Collected data entries
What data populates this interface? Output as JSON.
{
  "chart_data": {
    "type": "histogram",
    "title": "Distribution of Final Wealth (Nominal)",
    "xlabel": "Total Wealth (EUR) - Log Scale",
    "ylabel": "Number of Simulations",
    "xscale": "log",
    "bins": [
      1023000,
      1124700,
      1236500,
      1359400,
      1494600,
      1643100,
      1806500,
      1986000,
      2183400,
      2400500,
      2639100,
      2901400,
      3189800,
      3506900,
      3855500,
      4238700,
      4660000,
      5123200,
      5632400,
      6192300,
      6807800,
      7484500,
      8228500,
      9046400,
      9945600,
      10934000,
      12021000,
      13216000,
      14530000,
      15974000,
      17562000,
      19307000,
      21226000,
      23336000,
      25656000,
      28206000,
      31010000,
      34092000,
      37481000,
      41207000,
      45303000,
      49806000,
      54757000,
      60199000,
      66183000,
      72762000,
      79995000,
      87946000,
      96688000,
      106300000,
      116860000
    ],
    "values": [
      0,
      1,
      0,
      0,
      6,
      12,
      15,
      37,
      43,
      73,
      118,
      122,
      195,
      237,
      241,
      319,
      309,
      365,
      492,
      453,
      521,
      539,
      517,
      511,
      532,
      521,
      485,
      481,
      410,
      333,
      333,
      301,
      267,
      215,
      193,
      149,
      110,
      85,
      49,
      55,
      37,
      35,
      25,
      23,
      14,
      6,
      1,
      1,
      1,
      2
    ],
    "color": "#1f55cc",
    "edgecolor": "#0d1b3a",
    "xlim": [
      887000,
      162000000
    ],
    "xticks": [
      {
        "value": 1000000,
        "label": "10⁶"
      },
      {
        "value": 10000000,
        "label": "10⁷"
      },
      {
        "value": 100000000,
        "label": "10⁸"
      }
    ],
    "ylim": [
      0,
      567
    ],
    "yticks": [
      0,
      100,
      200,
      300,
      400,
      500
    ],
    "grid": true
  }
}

[GOAL] Count how many lines of the material hold the string "Wealth". Give the number and nothing more.

[THE REPLY] 2